[GOAL]
Will you output the entries below exactly, skipping every image they contain?

[Data entries]
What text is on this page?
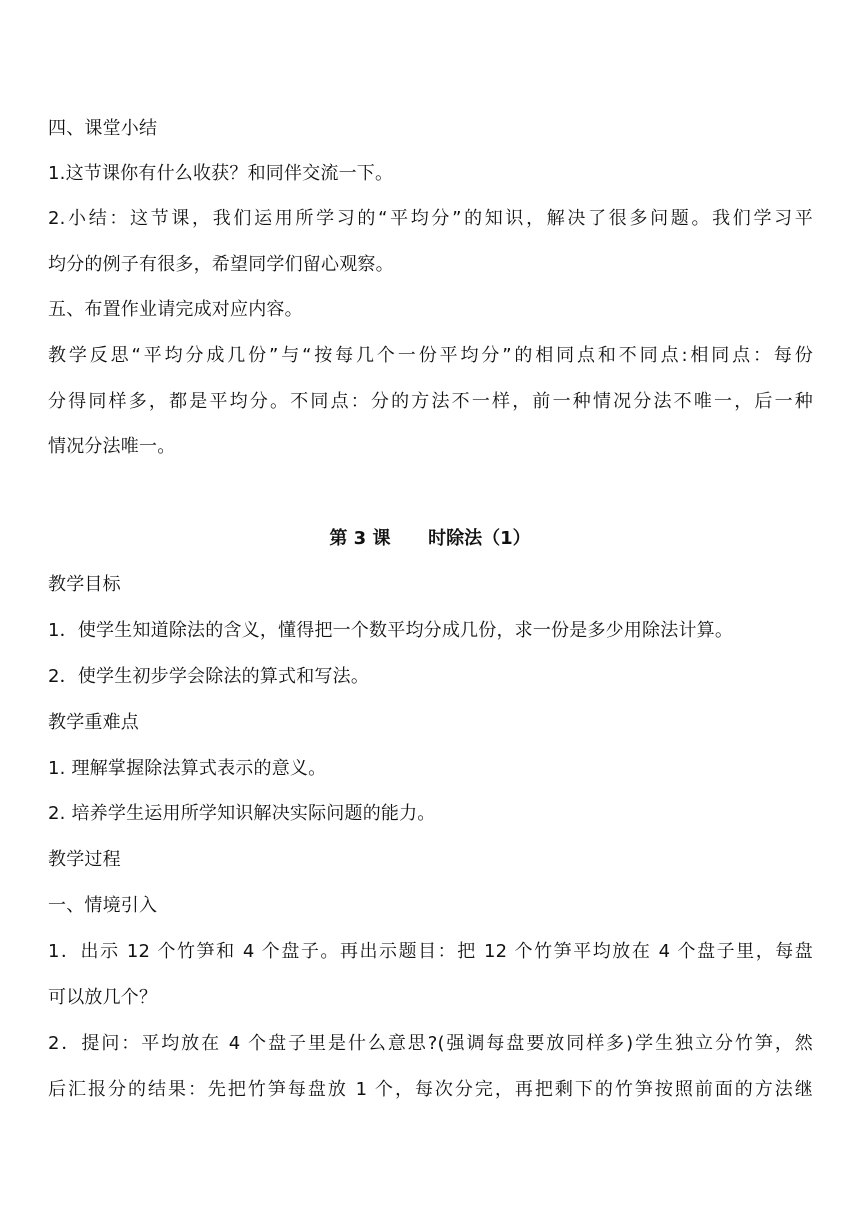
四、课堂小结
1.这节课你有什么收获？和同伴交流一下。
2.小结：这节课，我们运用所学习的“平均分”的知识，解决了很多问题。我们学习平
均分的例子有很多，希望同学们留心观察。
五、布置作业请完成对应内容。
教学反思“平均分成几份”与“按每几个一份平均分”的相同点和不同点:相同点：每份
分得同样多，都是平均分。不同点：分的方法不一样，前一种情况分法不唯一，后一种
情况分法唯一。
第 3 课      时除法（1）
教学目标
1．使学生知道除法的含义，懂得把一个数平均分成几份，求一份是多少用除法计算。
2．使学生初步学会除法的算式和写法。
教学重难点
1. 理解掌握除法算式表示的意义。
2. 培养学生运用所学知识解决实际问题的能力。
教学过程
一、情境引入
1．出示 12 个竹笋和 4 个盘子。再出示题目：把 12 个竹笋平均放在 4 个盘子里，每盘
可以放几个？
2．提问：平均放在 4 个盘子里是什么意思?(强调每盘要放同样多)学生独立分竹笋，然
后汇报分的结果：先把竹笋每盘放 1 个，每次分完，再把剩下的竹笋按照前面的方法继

[FINISHED TASK]
What text is on this page?
四、课堂小结
1.这节课你有什么收获？和同伴交流一下。
2.小结：这节课，我们运用所学习的“平均分”的知识，解决了很多问题。我们学习平
均分的例子有很多，希望同学们留心观察。
五、布置作业请完成对应内容。
教学反思“平均分成几份”与“按每几个一份平均分”的相同点和不同点:相同点：每份
分得同样多，都是平均分。不同点：分的方法不一样，前一种情况分法不唯一，后一种
情况分法唯一。
第 3 课      时除法（1）
教学目标
1．使学生知道除法的含义，懂得把一个数平均分成几份，求一份是多少用除法计算。
2．使学生初步学会除法的算式和写法。
教学重难点
1. 理解掌握除法算式表示的意义。
2. 培养学生运用所学知识解决实际问题的能力。
教学过程
一、情境引入
1．出示 12 个竹笋和 4 个盘子。再出示题目：把 12 个竹笋平均放在 4 个盘子里，每盘
可以放几个？
2．提问：平均放在 4 个盘子里是什么意思?(强调每盘要放同样多)学生独立分竹笋，然
后汇报分的结果：先把竹笋每盘放 1 个，每次分完，再把剩下的竹笋按照前面的方法继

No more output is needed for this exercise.